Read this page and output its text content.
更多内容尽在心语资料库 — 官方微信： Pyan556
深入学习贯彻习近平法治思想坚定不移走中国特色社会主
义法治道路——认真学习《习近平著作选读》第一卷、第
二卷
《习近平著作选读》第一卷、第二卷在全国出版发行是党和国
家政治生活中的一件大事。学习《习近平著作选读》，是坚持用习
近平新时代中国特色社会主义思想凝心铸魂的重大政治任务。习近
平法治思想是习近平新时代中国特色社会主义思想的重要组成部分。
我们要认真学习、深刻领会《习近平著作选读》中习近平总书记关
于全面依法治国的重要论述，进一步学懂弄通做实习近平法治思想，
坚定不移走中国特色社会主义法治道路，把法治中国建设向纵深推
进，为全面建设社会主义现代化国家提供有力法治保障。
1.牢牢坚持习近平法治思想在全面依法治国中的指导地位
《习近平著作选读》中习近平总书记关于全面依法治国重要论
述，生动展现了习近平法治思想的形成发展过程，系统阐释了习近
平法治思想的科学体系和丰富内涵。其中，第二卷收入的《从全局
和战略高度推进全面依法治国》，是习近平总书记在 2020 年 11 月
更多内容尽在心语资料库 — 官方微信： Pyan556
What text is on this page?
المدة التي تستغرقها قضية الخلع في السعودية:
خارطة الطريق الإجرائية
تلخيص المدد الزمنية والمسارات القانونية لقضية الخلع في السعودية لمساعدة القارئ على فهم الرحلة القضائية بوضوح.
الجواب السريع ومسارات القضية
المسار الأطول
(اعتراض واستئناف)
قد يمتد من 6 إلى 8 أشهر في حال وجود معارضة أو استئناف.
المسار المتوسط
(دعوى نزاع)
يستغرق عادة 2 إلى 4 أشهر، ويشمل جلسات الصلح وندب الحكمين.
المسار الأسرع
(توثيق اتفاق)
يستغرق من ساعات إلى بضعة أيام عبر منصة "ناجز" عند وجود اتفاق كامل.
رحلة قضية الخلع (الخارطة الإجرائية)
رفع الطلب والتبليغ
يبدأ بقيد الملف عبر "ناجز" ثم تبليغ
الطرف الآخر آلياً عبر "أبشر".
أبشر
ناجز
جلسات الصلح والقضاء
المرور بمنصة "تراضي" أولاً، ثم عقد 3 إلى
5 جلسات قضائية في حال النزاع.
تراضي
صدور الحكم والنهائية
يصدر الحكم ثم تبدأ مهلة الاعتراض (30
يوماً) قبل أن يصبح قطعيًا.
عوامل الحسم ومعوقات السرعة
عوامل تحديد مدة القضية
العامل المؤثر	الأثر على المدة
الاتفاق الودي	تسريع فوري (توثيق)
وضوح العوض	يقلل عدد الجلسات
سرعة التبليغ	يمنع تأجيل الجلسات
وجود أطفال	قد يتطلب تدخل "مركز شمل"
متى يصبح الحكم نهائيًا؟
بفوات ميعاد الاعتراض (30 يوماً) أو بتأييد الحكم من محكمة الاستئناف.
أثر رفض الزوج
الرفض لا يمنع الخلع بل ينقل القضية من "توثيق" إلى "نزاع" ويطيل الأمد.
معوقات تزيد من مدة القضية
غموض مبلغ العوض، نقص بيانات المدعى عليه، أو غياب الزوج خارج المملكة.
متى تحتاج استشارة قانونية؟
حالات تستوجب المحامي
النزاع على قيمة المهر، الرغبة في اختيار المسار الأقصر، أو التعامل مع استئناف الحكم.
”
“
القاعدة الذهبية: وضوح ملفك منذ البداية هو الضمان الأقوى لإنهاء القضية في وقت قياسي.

PROBLEM TO WORK ON:
Report all lines of the data that include the word "الخلع".

TASK RESPONSE:
المدة التي تستغرقها قضية الخلع في السعودية:
تلخيص المدد الزمنية والمسارات القانونية لقضية الخلع في السعودية لمساعدة القارئ على فهم الرحلة القضائية بوضوح.
رحلة قضية الخلع (الخارطة الإجرائية)
الرفض لا يمنع الخلع بل ينقل القضية من "توثيق" إلى "نزاع" ويطيل الأمد.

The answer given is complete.